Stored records
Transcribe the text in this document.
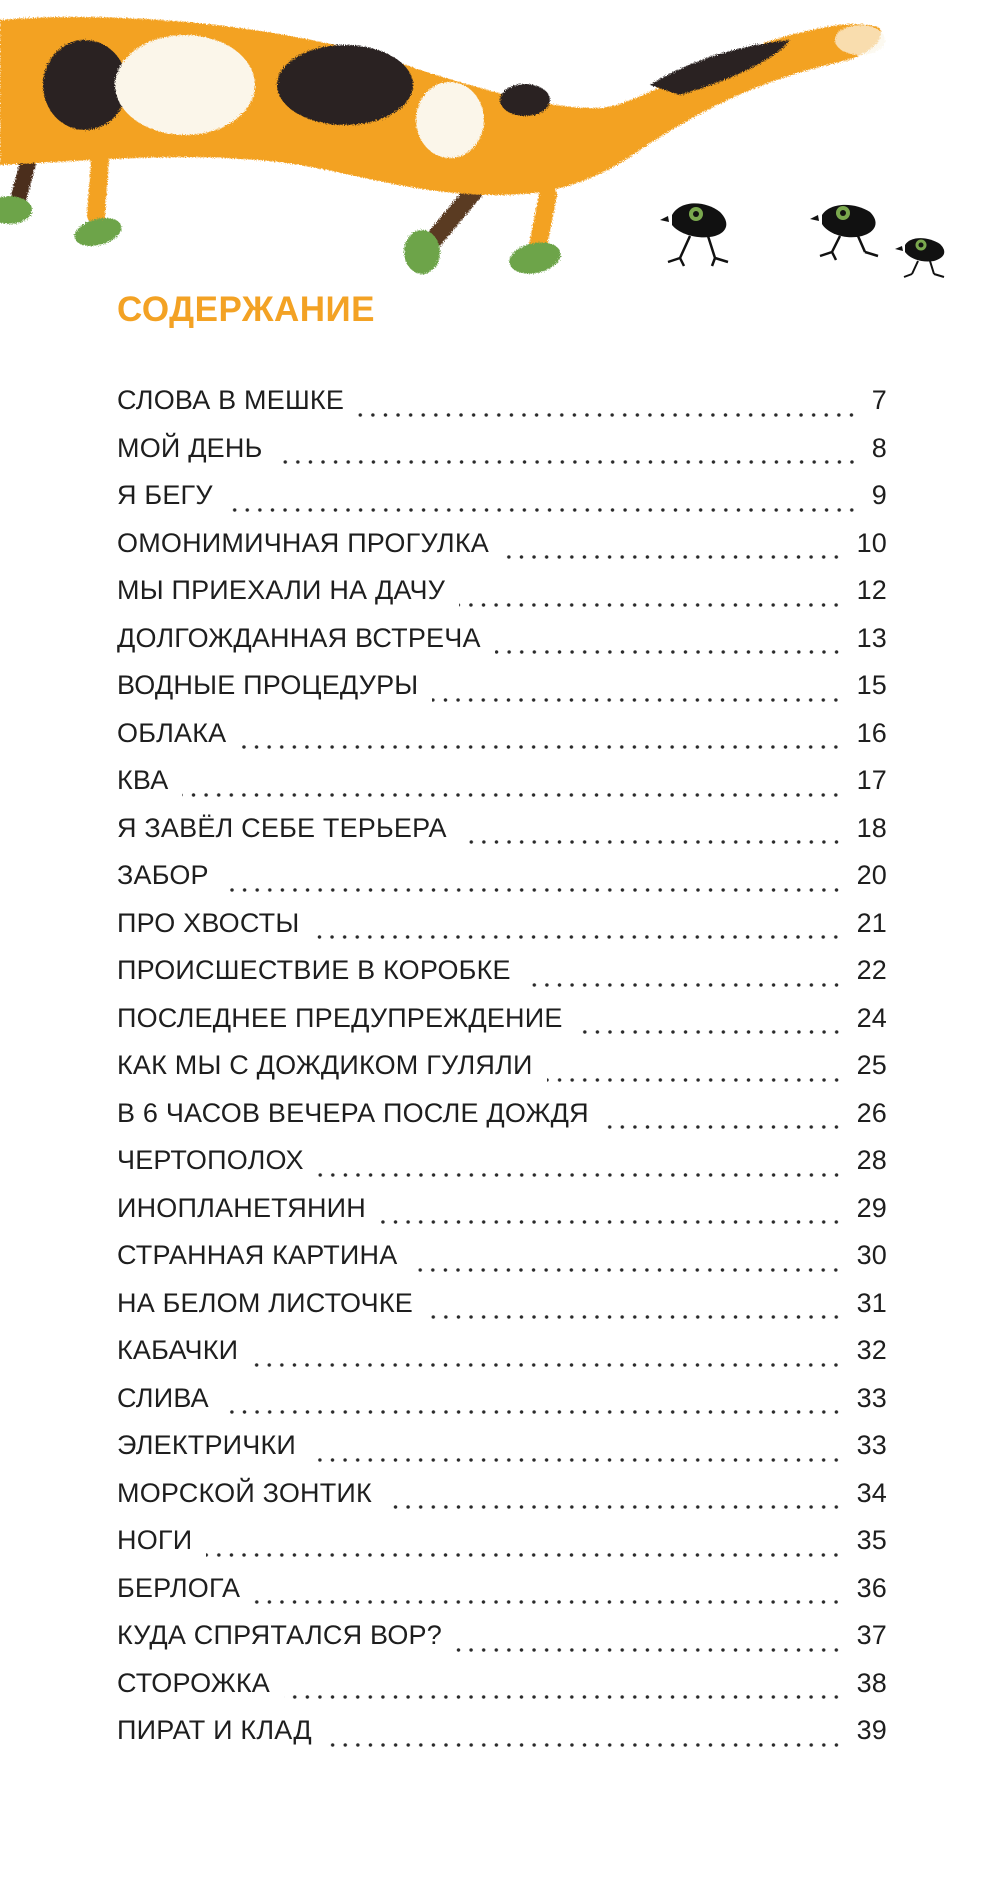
СОДЕРЖАНИЕ
СЛОВА В МЕШКЕ	7
МОЙ ДЕНЬ	8
Я БЕГУ	9
ОМОНИМИЧНАЯ ПРОГУЛКА	10
МЫ ПРИЕХАЛИ НА ДАЧУ	12
ДОЛГОЖДАННАЯ ВСТРЕЧА	13
ВОДНЫЕ ПРОЦЕДУРЫ	15
ОБЛАКА	16
КВА	17
Я ЗАВЁЛ СЕБЕ ТЕРЬЕРА	18
ЗАБОР	20
ПРО ХВОСТЫ	21
ПРОИСШЕСТВИЕ В КОРОБКЕ	22
ПОСЛЕДНЕЕ ПРЕДУПРЕЖДЕНИЕ	24
КАК МЫ С ДОЖДИКОМ ГУЛЯЛИ	25
В 6 ЧАСОВ ВЕЧЕРА ПОСЛЕ ДОЖДЯ	26
ЧЕРТОПОЛОХ	28
ИНОПЛАНЕТЯНИН	29
СТРАННАЯ КАРТИНА	30
НА БЕЛОМ ЛИСТОЧКЕ	31
КАБАЧКИ	32
СЛИВА	33
ЭЛЕКТРИЧКИ	33
МОРСКОЙ ЗОНТИК	34
НОГИ	35
БЕРЛОГА	36
КУДА СПРЯТАЛСЯ ВОР?	37
СТОРОЖКА	38
ПИРАТ И КЛАД	39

• **Work to complete**: Retype everything in the material word for word, minus pictures.

• **Answer below**:
Transcribe the text in this document.
СОДЕРЖАНИЕ
СЛОВА В МЕШКЕ	7
МОЙ ДЕНЬ	8
Я БЕГУ	9
ОМОНИМИЧНАЯ ПРОГУЛКА	10
МЫ ПРИЕХАЛИ НА ДАЧУ	12
ДОЛГОЖДАННАЯ ВСТРЕЧА	13
ВОДНЫЕ ПРОЦЕДУРЫ	15
ОБЛАКА	16
КВА	17
Я ЗАВЁЛ СЕБЕ ТЕРЬЕРА	18
ЗАБОР	20
ПРО ХВОСТЫ	21
ПРОИСШЕСТВИЕ В КОРОБКЕ	22
ПОСЛЕДНЕЕ ПРЕДУПРЕЖДЕНИЕ	24
КАК МЫ С ДОЖДИКОМ ГУЛЯЛИ	25
В 6 ЧАСОВ ВЕЧЕРА ПОСЛЕ ДОЖДЯ	26
ЧЕРТОПОЛОХ	28
ИНОПЛАНЕТЯНИН	29
СТРАННАЯ КАРТИНА	30
НА БЕЛОМ ЛИСТОЧКЕ	31
КАБАЧКИ	32
СЛИВА	33
ЭЛЕКТРИЧКИ	33
МОРСКОЙ ЗОНТИК	34
НОГИ	35
БЕРЛОГА	36
КУДА СПРЯТАЛСЯ ВОР?	37
СТОРОЖКА	38
ПИРАТ И КЛАД	39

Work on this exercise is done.